>> Begin Input records

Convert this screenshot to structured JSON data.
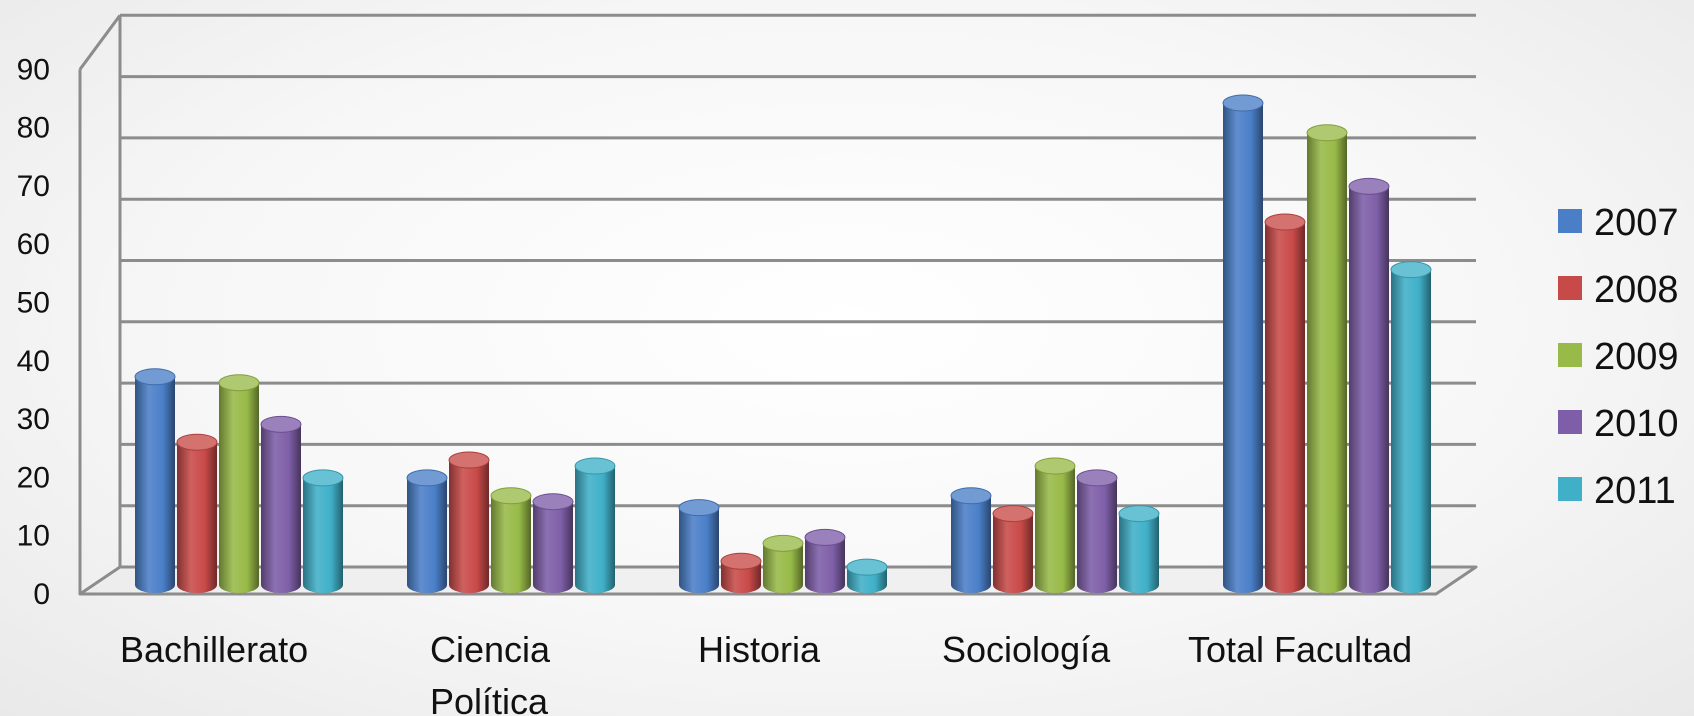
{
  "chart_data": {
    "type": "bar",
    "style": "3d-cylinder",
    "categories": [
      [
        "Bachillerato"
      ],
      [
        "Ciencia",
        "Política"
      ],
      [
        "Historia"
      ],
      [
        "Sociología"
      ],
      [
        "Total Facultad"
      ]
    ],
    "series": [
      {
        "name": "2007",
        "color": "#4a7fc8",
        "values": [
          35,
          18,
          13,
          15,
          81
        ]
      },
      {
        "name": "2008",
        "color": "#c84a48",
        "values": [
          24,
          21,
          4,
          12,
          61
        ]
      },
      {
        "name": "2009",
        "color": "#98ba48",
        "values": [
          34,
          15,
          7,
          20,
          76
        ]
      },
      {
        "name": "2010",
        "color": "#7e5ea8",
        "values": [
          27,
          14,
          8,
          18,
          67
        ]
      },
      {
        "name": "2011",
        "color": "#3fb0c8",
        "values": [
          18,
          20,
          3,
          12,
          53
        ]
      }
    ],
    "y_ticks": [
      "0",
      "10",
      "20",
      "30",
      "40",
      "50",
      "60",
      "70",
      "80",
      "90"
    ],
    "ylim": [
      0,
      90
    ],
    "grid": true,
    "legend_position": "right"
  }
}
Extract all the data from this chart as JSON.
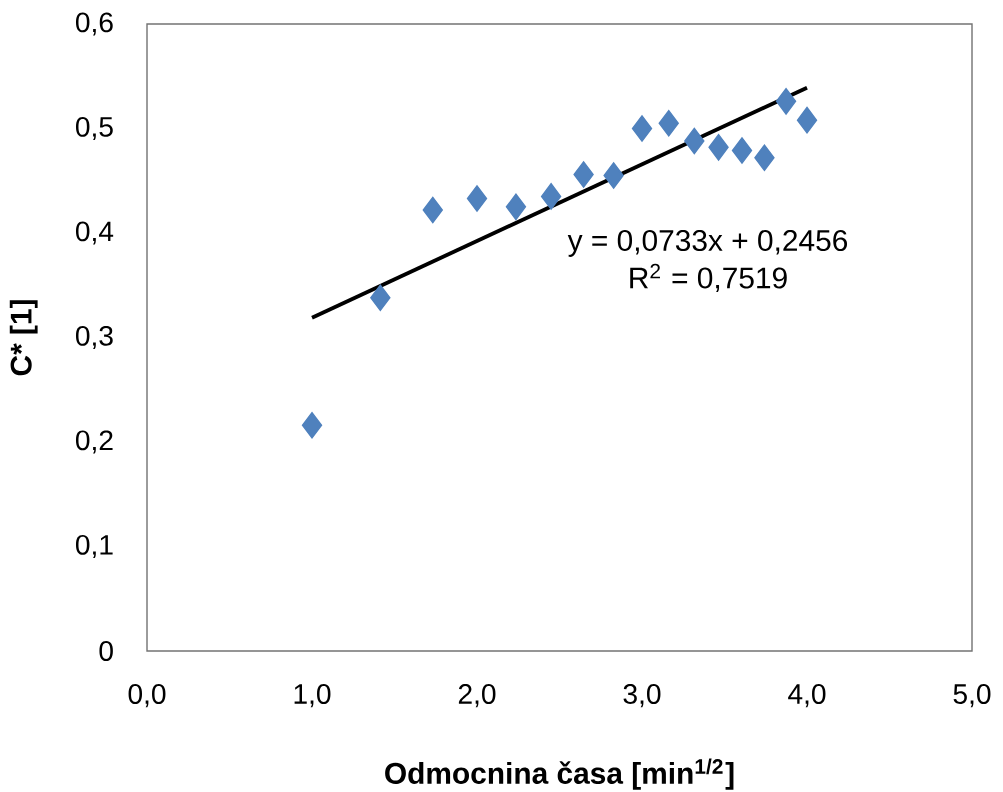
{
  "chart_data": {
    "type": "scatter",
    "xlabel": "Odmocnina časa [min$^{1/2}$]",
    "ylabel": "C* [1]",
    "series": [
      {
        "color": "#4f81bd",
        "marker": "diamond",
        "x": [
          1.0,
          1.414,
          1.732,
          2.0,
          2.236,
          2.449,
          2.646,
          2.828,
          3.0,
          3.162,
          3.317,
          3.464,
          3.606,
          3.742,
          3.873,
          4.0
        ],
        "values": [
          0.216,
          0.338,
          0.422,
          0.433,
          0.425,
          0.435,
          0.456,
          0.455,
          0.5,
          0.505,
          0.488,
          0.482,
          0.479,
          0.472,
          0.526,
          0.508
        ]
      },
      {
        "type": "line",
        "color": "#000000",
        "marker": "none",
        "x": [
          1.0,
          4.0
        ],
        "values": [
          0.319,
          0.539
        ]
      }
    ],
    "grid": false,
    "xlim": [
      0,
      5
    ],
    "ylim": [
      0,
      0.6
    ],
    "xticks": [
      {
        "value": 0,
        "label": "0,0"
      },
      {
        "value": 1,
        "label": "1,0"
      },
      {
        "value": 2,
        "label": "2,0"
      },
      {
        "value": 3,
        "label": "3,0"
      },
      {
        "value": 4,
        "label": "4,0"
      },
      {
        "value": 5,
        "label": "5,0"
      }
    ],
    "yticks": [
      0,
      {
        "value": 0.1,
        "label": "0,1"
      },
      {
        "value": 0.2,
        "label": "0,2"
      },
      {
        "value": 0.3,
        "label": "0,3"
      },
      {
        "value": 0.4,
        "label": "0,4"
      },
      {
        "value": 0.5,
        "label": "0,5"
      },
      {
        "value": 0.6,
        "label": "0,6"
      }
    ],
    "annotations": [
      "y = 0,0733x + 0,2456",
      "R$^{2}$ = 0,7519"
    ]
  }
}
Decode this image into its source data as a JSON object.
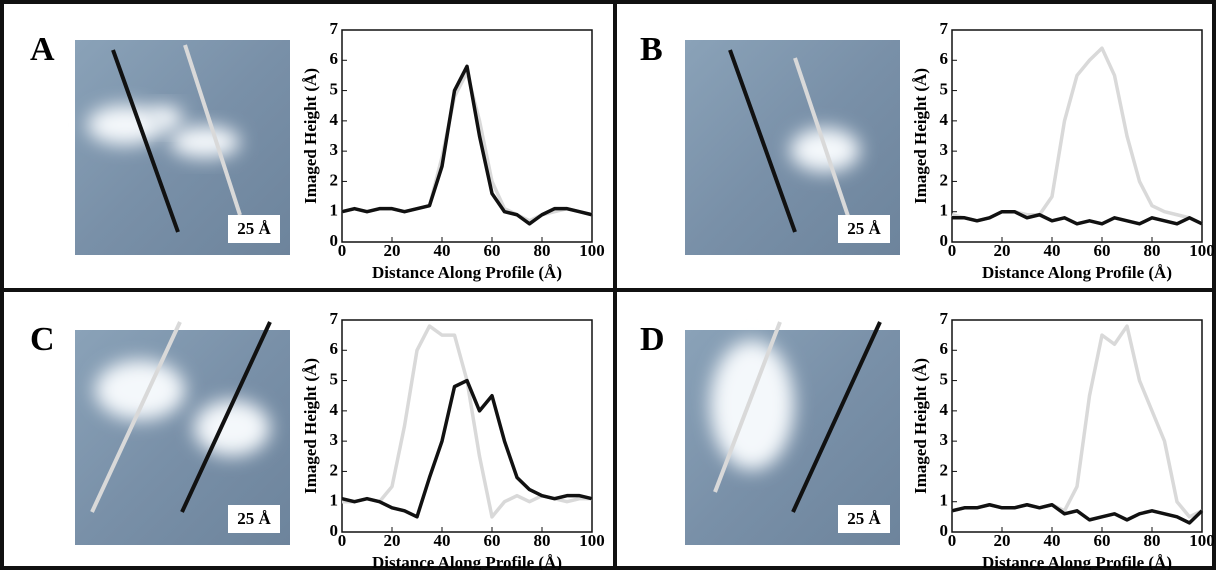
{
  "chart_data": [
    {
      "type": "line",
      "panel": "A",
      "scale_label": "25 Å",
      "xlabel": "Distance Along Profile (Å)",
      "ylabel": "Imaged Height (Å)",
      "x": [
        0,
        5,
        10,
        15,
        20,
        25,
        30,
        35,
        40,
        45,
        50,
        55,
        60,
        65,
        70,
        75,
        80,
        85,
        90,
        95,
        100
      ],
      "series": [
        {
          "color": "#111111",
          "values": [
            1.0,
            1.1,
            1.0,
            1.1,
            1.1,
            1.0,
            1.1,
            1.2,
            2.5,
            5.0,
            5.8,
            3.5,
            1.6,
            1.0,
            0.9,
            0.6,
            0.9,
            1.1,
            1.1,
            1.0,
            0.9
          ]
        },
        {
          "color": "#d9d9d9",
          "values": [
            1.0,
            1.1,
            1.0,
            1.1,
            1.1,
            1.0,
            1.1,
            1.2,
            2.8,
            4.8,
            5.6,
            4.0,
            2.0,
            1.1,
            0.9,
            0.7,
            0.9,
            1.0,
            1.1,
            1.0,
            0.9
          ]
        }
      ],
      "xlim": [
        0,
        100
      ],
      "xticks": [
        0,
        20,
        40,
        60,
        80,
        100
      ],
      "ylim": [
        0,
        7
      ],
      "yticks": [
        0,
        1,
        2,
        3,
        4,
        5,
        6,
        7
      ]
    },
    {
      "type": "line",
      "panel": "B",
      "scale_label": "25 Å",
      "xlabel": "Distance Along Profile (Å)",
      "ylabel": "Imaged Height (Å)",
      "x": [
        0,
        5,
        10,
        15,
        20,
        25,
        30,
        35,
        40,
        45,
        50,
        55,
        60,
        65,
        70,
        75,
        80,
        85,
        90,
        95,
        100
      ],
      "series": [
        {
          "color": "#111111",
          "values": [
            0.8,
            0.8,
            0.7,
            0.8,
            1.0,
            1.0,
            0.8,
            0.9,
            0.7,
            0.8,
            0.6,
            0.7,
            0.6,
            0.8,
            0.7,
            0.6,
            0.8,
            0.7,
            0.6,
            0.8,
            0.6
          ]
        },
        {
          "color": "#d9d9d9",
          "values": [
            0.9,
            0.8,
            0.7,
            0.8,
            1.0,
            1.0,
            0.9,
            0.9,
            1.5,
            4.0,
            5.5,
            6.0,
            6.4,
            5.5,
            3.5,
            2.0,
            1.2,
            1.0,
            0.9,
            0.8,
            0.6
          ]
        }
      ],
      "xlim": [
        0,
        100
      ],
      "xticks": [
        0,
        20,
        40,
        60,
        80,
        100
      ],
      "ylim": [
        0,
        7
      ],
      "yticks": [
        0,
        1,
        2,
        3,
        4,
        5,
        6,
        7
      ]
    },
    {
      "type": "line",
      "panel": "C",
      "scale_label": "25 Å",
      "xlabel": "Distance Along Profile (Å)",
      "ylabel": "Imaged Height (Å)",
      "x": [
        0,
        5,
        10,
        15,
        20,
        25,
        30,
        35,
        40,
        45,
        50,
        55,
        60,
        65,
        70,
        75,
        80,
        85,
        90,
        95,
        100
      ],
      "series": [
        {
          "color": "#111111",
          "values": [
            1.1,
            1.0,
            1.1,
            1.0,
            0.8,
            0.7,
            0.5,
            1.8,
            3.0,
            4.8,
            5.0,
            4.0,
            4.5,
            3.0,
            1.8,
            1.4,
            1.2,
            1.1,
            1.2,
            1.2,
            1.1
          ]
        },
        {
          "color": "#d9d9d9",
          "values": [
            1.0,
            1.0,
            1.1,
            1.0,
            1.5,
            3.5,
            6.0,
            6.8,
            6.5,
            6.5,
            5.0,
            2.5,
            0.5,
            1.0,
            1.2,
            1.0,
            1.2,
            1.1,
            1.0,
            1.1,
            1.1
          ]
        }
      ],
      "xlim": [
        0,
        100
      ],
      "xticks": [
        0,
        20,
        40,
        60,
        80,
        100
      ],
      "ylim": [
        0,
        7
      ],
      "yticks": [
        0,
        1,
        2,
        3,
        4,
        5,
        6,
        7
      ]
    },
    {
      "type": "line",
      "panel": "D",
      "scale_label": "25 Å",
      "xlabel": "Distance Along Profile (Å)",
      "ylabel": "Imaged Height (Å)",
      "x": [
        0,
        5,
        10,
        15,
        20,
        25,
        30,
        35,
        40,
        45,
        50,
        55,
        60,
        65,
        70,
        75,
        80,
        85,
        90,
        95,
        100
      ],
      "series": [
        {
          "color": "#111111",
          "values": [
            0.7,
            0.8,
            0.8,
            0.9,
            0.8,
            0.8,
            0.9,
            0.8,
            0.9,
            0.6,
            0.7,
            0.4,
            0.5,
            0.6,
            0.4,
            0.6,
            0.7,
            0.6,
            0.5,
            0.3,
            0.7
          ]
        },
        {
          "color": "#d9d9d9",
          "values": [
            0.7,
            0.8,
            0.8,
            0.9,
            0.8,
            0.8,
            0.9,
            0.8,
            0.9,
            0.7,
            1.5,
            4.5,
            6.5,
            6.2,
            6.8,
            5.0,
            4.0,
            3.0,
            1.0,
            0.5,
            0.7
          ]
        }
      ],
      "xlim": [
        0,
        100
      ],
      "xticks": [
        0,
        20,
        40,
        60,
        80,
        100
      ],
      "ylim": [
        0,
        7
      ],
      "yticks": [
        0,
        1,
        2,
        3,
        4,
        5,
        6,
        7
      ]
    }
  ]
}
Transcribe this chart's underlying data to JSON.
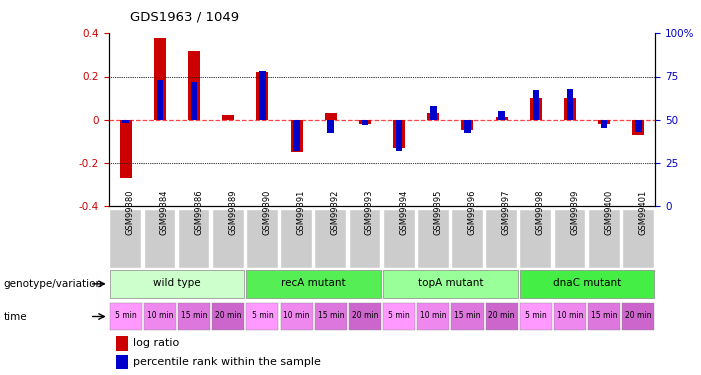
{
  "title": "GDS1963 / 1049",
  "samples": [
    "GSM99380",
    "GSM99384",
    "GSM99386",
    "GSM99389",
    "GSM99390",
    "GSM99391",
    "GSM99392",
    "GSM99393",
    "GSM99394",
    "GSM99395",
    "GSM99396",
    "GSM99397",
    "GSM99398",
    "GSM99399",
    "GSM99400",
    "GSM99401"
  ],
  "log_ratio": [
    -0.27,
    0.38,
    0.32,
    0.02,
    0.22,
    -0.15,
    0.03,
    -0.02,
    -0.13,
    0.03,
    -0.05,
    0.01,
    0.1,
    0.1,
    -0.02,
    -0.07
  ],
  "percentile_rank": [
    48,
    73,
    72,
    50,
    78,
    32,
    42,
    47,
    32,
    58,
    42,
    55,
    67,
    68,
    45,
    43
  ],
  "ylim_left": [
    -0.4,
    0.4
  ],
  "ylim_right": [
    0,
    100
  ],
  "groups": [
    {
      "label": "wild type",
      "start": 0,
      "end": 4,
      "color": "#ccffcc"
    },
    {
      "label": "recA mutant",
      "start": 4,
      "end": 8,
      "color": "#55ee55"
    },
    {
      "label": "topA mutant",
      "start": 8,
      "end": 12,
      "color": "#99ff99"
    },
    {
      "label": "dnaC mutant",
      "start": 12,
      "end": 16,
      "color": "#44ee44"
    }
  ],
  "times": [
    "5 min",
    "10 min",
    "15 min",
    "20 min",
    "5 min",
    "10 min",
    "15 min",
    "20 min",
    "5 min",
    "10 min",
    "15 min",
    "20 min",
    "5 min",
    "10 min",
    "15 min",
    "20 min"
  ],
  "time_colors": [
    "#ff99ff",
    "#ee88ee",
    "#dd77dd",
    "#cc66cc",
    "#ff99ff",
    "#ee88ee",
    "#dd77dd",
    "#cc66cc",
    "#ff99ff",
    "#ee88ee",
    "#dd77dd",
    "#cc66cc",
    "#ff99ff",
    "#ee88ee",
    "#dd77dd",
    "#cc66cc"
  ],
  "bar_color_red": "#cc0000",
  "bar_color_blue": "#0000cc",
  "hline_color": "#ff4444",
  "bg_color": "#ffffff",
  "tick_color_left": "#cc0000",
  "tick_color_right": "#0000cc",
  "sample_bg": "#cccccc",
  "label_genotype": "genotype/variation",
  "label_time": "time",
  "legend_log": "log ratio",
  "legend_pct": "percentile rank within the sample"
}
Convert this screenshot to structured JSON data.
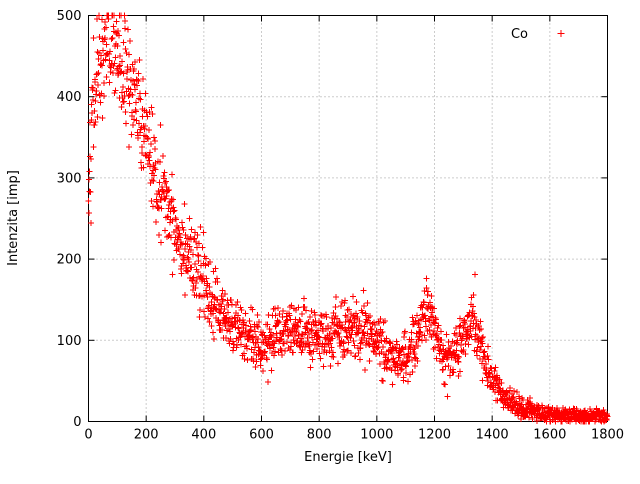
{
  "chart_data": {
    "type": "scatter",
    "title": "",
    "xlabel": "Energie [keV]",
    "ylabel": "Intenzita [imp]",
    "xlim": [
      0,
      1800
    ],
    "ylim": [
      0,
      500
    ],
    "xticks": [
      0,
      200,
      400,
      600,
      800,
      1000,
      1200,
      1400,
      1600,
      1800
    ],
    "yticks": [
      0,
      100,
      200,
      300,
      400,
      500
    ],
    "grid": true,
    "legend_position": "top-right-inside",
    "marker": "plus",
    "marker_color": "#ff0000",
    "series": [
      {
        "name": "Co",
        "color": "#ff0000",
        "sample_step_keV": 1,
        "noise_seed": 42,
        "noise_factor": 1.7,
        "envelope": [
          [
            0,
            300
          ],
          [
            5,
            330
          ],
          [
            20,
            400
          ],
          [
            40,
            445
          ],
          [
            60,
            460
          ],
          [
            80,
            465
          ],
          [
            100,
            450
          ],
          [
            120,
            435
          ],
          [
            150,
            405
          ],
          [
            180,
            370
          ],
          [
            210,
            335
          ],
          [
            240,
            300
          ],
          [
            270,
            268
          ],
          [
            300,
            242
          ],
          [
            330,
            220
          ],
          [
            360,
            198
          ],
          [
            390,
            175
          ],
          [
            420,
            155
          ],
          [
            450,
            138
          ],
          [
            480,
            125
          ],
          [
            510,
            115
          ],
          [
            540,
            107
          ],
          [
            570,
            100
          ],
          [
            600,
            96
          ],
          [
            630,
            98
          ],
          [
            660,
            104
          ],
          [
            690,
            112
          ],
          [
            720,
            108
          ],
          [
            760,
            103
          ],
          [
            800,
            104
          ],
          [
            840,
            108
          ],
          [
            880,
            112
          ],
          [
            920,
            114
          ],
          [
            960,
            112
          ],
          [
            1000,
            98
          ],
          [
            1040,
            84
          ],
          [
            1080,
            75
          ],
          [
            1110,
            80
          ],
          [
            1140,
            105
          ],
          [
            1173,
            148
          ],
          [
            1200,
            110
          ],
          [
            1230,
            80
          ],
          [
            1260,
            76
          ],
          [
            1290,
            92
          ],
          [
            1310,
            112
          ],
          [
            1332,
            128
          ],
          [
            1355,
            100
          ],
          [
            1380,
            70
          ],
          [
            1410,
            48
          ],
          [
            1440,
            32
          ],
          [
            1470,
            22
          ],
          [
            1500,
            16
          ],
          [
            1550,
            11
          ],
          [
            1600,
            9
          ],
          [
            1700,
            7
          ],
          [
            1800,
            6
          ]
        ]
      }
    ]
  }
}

>> End Input records

What the task requires
How many lines in the listing above contain the string "mutant"? Answer with the number only.

Response to the exercise
3